_What to do_
Search the listing below for "JSON". Copy each matching line.

== Supplied entries

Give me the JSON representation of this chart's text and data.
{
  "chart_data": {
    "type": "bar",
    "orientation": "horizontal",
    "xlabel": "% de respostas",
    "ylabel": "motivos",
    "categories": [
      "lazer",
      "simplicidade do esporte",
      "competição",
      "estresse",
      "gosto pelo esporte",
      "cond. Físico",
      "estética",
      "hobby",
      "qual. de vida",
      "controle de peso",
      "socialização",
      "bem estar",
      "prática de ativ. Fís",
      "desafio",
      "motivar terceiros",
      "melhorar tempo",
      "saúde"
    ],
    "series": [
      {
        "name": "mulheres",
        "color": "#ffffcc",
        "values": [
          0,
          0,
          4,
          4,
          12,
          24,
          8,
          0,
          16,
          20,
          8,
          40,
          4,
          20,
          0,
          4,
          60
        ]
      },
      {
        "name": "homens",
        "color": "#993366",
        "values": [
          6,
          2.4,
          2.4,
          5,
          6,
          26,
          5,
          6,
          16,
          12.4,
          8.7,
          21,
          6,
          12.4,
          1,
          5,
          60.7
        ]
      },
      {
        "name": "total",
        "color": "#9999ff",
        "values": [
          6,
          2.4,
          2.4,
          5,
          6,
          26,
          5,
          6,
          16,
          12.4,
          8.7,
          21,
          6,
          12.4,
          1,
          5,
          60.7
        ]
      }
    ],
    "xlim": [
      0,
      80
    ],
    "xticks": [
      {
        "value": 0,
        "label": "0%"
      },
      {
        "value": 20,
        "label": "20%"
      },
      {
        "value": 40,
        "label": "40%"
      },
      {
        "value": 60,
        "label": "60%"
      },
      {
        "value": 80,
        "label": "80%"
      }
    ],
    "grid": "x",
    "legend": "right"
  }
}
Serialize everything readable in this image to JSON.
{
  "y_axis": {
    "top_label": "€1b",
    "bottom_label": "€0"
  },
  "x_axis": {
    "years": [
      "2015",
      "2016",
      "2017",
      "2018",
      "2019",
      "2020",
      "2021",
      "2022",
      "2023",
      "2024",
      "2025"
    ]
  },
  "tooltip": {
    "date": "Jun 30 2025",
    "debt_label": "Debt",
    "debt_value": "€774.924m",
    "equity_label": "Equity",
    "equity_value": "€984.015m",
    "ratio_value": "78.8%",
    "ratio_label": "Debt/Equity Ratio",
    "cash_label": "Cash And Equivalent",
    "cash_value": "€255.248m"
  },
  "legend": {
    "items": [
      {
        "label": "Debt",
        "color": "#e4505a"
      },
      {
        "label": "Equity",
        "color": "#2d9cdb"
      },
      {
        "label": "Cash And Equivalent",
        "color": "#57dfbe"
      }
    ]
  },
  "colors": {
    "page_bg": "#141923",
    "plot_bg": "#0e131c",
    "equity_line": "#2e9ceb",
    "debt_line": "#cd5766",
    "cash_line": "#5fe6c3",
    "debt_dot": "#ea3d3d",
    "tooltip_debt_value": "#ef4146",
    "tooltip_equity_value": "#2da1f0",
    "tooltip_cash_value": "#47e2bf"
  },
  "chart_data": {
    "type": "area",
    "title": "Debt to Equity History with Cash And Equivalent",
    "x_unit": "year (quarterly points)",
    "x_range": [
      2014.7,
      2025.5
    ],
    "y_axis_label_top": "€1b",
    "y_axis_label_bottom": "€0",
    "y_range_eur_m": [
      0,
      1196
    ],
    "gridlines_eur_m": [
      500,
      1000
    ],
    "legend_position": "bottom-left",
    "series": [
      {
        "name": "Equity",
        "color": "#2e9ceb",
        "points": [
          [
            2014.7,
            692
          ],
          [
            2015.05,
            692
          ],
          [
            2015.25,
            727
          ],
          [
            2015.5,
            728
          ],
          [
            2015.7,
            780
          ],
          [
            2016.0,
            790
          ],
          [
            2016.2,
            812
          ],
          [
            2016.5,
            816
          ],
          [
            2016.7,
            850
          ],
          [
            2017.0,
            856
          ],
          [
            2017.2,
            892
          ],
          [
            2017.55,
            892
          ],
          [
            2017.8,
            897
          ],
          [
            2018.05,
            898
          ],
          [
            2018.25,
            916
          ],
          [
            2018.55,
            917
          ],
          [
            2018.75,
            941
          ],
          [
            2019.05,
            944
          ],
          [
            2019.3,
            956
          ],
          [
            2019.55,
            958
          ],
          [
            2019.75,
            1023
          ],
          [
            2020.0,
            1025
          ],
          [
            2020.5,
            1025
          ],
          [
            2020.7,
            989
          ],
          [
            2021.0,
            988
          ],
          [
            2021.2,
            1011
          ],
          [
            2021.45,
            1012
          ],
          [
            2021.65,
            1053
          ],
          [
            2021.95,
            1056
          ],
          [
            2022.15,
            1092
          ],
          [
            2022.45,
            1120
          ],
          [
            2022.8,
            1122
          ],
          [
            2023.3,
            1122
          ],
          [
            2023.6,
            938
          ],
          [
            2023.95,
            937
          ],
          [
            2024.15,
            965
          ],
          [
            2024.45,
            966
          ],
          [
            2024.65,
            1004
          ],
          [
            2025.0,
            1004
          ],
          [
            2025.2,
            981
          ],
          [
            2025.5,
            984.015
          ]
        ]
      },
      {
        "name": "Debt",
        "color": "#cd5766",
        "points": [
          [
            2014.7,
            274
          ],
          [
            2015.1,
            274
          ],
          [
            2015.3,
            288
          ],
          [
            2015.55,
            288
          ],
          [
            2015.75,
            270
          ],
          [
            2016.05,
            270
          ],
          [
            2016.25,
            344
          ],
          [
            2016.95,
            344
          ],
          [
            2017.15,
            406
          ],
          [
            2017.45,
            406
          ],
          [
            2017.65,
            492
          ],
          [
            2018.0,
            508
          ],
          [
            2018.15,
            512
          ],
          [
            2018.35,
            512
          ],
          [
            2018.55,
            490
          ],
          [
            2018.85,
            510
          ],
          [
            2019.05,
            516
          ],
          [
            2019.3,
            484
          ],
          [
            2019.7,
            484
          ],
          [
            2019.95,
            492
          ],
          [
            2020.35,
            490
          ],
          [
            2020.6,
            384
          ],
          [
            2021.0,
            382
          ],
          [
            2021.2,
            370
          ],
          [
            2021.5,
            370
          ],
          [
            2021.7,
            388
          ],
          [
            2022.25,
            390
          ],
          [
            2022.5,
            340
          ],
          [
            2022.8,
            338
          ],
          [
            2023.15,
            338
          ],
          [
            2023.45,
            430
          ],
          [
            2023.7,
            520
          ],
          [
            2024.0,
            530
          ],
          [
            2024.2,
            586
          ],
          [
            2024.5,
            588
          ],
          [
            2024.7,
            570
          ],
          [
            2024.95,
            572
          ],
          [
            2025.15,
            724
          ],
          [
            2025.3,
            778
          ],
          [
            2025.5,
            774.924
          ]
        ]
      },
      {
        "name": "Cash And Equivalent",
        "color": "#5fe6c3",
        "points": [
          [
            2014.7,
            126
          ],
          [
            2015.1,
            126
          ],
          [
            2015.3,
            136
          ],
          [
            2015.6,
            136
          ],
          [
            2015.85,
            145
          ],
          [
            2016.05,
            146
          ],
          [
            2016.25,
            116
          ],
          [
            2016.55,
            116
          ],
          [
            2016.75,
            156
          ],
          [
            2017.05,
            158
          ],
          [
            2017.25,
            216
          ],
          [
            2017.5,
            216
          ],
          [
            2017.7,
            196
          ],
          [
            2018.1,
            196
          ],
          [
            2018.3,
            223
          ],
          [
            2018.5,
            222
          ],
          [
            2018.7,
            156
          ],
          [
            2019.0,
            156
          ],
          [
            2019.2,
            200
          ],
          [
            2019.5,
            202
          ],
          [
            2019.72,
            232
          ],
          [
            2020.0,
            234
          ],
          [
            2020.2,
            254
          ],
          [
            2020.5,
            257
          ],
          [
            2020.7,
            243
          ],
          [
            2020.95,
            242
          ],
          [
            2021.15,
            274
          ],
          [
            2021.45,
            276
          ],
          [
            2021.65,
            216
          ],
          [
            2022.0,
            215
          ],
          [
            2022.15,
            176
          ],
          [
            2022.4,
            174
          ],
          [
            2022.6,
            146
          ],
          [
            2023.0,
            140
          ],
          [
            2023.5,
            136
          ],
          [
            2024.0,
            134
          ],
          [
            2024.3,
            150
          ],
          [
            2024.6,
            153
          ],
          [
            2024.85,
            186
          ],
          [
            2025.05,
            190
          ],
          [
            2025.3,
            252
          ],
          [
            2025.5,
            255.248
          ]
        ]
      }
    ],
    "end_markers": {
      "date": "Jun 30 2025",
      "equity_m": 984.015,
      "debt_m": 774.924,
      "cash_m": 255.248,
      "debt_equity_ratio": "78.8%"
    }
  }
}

====

_Response_
Give me the JSON representation of this chart's text and data.
Serialize everything readable in this image to JSON.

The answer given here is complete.